**Entries taken from a collection:**
# # #

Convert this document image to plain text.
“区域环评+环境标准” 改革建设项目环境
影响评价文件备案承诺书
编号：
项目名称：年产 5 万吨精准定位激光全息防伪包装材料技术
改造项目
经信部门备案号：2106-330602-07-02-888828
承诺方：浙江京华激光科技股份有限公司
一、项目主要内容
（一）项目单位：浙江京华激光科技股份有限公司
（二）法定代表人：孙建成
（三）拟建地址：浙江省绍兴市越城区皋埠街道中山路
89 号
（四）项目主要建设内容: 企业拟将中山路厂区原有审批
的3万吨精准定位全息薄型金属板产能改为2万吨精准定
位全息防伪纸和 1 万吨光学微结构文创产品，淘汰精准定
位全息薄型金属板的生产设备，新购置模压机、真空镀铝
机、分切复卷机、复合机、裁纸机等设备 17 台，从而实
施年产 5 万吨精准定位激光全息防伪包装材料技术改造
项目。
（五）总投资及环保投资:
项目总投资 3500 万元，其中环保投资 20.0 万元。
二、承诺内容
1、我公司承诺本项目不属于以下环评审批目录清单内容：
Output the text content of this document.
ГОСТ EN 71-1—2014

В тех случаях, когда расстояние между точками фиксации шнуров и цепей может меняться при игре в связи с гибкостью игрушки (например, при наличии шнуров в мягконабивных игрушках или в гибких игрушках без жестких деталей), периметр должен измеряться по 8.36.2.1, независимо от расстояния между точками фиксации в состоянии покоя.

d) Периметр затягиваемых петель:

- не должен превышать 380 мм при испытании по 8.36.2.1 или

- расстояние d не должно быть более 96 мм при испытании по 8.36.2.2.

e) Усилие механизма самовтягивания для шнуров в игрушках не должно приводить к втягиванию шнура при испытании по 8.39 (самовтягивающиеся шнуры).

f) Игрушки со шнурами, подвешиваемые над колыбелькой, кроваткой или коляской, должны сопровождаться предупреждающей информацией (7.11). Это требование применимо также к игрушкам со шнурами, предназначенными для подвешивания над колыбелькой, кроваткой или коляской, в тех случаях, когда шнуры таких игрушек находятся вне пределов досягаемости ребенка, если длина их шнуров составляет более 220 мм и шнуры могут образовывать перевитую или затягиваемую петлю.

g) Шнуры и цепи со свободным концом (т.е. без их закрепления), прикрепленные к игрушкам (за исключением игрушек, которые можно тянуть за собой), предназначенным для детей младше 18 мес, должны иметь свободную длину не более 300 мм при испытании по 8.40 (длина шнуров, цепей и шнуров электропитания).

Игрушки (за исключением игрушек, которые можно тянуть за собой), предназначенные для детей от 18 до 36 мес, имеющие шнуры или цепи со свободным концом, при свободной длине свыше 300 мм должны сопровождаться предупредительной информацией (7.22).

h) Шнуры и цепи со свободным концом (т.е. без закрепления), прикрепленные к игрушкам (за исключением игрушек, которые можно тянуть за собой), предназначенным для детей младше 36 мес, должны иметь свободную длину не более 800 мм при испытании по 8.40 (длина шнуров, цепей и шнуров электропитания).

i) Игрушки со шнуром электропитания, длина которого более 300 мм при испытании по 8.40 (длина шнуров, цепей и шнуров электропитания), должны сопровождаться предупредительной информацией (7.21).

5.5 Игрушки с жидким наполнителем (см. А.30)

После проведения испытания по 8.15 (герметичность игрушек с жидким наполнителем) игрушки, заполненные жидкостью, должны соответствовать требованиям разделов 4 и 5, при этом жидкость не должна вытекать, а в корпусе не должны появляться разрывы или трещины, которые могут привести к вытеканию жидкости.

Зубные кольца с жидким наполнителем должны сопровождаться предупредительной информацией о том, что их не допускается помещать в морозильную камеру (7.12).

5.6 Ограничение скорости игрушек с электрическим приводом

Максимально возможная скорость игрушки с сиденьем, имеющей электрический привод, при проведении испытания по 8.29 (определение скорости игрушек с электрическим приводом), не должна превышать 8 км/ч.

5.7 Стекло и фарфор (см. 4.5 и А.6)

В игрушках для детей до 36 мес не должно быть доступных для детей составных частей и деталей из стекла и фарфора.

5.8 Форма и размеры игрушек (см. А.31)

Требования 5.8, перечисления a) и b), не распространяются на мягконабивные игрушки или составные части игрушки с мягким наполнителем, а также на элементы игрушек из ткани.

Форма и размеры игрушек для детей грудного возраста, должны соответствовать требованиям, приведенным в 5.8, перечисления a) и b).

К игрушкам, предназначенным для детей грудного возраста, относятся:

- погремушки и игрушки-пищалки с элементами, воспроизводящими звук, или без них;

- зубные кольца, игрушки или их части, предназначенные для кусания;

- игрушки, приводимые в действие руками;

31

# # #

**WORK TO DO:** Repeat every record exactly as written, please.

**ANSWER TO THE TASK:**
Convert this document image to plain text.
“区域环评+环境标准” 改革建设项目环境
影响评价文件备案承诺书
编号：
项目名称：年产 5 万吨精准定位激光全息防伪包装材料技术
改造项目
经信部门备案号：2106-330602-07-02-888828
承诺方：浙江京华激光科技股份有限公司
一、项目主要内容
（一）项目单位：浙江京华激光科技股份有限公司
（二）法定代表人：孙建成
（三）拟建地址：浙江省绍兴市越城区皋埠街道中山路
89 号
（四）项目主要建设内容: 企业拟将中山路厂区原有审批
的3万吨精准定位全息薄型金属板产能改为2万吨精准定
位全息防伪纸和 1 万吨光学微结构文创产品，淘汰精准定
位全息薄型金属板的生产设备，新购置模压机、真空镀铝
机、分切复卷机、复合机、裁纸机等设备 17 台，从而实
施年产 5 万吨精准定位激光全息防伪包装材料技术改造
项目。
（五）总投资及环保投资:
项目总投资 3500 万元，其中环保投资 20.0 万元。
二、承诺内容
1、我公司承诺本项目不属于以下环评审批目录清单内容：
Output the text content of this document.
ГОСТ EN 71-1—2014

В тех случаях, когда расстояние между точками фиксации шнуров и цепей может меняться при игре в связи с гибкостью игрушки (например, при наличии шнуров в мягконабивных игрушках или в гибких игрушках без жестких деталей), периметр должен измеряться по 8.36.2.1, независимо от расстояния между точками фиксации в состоянии покоя.

d) Периметр затягиваемых петель:

- не должен превышать 380 мм при испытании по 8.36.2.1 или

- расстояние d не должно быть более 96 мм при испытании по 8.36.2.2.

e) Усилие механизма самовтягивания для шнуров в игрушках не должно приводить к втягиванию шнура при испытании по 8.39 (самовтягивающиеся шнуры).

f) Игрушки со шнурами, подвешиваемые над колыбелькой, кроваткой или коляской, должны сопровождаться предупреждающей информацией (7.11). Это требование применимо также к игрушкам со шнурами, предназначенными для подвешивания над колыбелькой, кроваткой или коляской, в тех случаях, когда шнуры таких игрушек находятся вне пределов досягаемости ребенка, если длина их шнуров составляет более 220 мм и шнуры могут образовывать перевитую или затягиваемую петлю.

g) Шнуры и цепи со свободным концом (т.е. без их закрепления), прикрепленные к игрушкам (за исключением игрушек, которые можно тянуть за собой), предназначенным для детей младше 18 мес, должны иметь свободную длину не более 300 мм при испытании по 8.40 (длина шнуров, цепей и шнуров электропитания).

Игрушки (за исключением игрушек, которые можно тянуть за собой), предназначенные для детей от 18 до 36 мес, имеющие шнуры или цепи со свободным концом, при свободной длине свыше 300 мм должны сопровождаться предупредительной информацией (7.22).

h) Шнуры и цепи со свободным концом (т.е. без закрепления), прикрепленные к игрушкам (за исключением игрушек, которые можно тянуть за собой), предназначенным для детей младше 36 мес, должны иметь свободную длину не более 800 мм при испытании по 8.40 (длина шнуров, цепей и шнуров электропитания).

i) Игрушки со шнуром электропитания, длина которого более 300 мм при испытании по 8.40 (длина шнуров, цепей и шнуров электропитания), должны сопровождаться предупредительной информацией (7.21).

5.5 Игрушки с жидким наполнителем (см. А.30)

После проведения испытания по 8.15 (герметичность игрушек с жидким наполнителем) игрушки, заполненные жидкостью, должны соответствовать требованиям разделов 4 и 5, при этом жидкость не должна вытекать, а в корпусе не должны появляться разрывы или трещины, которые могут привести к вытеканию жидкости.

Зубные кольца с жидким наполнителем должны сопровождаться предупредительной информацией о том, что их не допускается помещать в морозильную камеру (7.12).

5.6 Ограничение скорости игрушек с электрическим приводом

Максимально возможная скорость игрушки с сиденьем, имеющей электрический привод, при проведении испытания по 8.29 (определение скорости игрушек с электрическим приводом), не должна превышать 8 км/ч.

5.7 Стекло и фарфор (см. 4.5 и А.6)

В игрушках для детей до 36 мес не должно быть доступных для детей составных частей и деталей из стекла и фарфора.

5.8 Форма и размеры игрушек (см. А.31)

Требования 5.8, перечисления a) и b), не распространяются на мягконабивные игрушки или составные части игрушки с мягким наполнителем, а также на элементы игрушек из ткани.

Форма и размеры игрушек для детей грудного возраста, должны соответствовать требованиям, приведенным в 5.8, перечисления a) и b).

К игрушкам, предназначенным для детей грудного возраста, относятся:

- погремушки и игрушки-пищалки с элементами, воспроизводящими звук, или без них;

- зубные кольца, игрушки или их части, предназначенные для кусания;

- игрушки, приводимые в действие руками;

31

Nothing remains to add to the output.